=== Text segment ===
══════════

He’d been here long enough to organise a car and a job, so whatever his first language, whatever difficulties he had with English, he’d heard strident rants perhaps on a building site and cascades of invective about the foreigners on talkback radio. Perhaps, like the rest of us, he hears simple language used over and over to frighten us, used like a drum that never stops beating. ‘Stop the boats! Stop the boats!’

He knows it’s not really the boats that are the problem. Why has a nation of some 23 million been obsessed for the last ten years or more with a problem that sees, at most, 6000 desperate people caught trying to come to Australia without permission? It can’t be the number itself because 6000 out of 23 million is insignificant. Let’s be honest with each other. We know, just as the man in the ute knows, it’s the kind of people who are trying to get here. What kind of people are they? They’re brown, they’re Asian, sometimes they’re black, they’re poor, they don’t speak English. This is not really a national problem deserving of the almost relentless attention it’s been getting in the Australian media for more than ten years: more attention than the Indians who get bashed and sometimes murdered on our streets; more attention than the massive disparity in life expectancy, educational and employment opportunities between indigenous Australians and the rest of us; more attention than the fact that our farmers are getting squeezed till they can barely afford to stay on the land and the country towns they’re from are losing their young; more attention than the fact that 47 per cent of adult Australians are functionally illiterate; more attention than the exporting of jobs offshore; more attention than the destruction of our manufacturing sector to the point where we don’t really make anything here but lattes and hairdressing appointments; more attention than the disguised unemployment that sees just under two million people wanting to work full time now or in the next four weeks having either no work or too little; more attention than the more than two million Australians who live in a household where no-one has a job. These are among Australia’s real problems. These problems really matter. Then there are the environmental problems that are just our own and the existential problem we share with the rest of the world—climate change.

══════════

=== Data extract ===
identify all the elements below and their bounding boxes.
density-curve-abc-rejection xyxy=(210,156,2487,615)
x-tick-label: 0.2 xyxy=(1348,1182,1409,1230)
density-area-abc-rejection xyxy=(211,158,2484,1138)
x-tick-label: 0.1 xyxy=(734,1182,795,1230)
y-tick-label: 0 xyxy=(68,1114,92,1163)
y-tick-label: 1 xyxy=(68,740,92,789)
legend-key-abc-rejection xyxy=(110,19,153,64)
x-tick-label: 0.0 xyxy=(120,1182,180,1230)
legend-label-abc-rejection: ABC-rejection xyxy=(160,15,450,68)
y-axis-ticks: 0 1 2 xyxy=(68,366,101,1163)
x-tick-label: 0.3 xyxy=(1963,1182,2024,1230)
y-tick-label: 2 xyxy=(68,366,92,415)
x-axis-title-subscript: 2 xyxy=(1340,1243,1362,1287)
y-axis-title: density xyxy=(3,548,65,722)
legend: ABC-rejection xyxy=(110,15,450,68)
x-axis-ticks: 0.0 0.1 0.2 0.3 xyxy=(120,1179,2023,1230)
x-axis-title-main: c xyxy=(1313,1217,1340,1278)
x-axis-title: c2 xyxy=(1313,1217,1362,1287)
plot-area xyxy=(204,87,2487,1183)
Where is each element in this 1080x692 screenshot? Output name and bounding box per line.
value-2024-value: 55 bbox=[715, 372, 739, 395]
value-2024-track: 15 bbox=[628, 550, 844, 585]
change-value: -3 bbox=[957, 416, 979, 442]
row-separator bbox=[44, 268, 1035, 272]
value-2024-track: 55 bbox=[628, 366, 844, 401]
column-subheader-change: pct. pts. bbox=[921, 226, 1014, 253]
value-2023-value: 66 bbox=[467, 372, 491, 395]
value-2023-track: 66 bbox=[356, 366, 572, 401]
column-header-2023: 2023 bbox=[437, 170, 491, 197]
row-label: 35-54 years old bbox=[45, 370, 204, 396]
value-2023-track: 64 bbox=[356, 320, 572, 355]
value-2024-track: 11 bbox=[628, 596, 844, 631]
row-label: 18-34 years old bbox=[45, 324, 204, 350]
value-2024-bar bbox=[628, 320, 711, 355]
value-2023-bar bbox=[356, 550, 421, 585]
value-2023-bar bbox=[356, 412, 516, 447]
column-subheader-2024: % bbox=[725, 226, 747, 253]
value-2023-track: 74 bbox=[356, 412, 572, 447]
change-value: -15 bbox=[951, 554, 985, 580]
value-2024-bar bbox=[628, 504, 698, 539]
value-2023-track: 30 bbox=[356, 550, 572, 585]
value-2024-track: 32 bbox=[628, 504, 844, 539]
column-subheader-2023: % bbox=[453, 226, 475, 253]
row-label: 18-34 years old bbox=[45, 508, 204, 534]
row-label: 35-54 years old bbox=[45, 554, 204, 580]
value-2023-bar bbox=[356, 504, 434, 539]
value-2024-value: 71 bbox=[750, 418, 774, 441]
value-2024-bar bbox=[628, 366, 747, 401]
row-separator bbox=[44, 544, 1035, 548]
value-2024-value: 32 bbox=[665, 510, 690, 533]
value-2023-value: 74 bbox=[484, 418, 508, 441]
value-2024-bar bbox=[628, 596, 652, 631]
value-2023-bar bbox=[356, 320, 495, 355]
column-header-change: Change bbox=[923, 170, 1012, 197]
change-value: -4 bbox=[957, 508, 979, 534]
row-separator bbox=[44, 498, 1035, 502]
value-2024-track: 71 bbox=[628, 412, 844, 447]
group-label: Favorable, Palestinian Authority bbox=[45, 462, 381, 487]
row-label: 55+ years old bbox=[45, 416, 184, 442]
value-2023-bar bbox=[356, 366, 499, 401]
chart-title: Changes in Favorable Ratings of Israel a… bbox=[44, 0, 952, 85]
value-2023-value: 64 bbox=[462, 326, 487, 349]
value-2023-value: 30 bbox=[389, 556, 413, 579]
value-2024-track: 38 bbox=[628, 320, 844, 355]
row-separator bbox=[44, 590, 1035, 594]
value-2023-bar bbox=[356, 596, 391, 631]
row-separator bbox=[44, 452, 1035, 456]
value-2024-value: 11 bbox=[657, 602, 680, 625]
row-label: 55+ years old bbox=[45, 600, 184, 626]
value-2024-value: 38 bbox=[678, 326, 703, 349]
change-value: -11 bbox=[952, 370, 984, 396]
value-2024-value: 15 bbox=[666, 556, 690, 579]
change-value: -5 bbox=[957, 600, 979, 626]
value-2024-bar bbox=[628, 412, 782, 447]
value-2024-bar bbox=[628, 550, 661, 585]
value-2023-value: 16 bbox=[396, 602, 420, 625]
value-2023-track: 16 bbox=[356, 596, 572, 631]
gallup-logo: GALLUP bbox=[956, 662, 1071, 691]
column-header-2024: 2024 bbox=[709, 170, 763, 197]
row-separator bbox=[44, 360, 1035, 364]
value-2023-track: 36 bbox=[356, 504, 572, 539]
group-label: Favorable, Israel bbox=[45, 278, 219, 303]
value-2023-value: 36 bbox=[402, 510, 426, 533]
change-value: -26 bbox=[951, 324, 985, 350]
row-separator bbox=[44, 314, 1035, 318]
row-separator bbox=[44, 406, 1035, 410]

══════════

Reproduce, word for word, the full text on Australia's attention to asylum boat arrivals.

He’d been here long enough to organise a car and a job, so whatever his first language, whatever difficulties he had with English, he’d heard strident rants perhaps on a building site and cascades of invective about the foreigners on talkback radio. Perhaps, like the rest of us, he hears simple language used over and over to frighten us, used like a drum that never stops beating. ‘Stop the boats! Stop the boats!’

He knows it’s not really the boats that are the problem. Why has a nation of some 23 million been obsessed for the last ten years or more with a problem that sees, at most, 6000 desperate people caught trying to come to Australia without permission? It can’t be the number itself because 6000 out of 23 million is insignificant. Let’s be honest with each other. We know, just as the man in the ute knows, it’s the kind of people who are trying to get here. What kind of people are they? They’re brown, they’re Asian, sometimes they’re black, they’re poor, they don’t speak English. This is not really a national problem deserving of the almost relentless attention it’s been getting in the Australian media for more than ten years: more attention than the Indians who get bashed and sometimes murdered on our streets; more attention than the massive disparity in life expectancy, educational and employment opportunities between indigenous Australians and the rest of us; more attention than the fact that our farmers are getting squeezed till they can barely afford to stay on the land and the country towns they’re from are losing their young; more attention than the fact that 47 per cent of adult Australians are functionally illiterate; more attention than the exporting of jobs offshore; more attention than the destruction of our manufacturing sector to the point where we don’t really make anything here but lattes and hairdressing appointments; more attention than the disguised unemployment that sees just under two million people wanting to work full time now or in the next four weeks having either no work or too little; more attention than the more than two million Australians who live in a household where no-one has a job. These are among Australia’s real problems. These problems really matter. Then there are the environmental problems that are just our own and the existential problem we share with the rest of the world—climate change.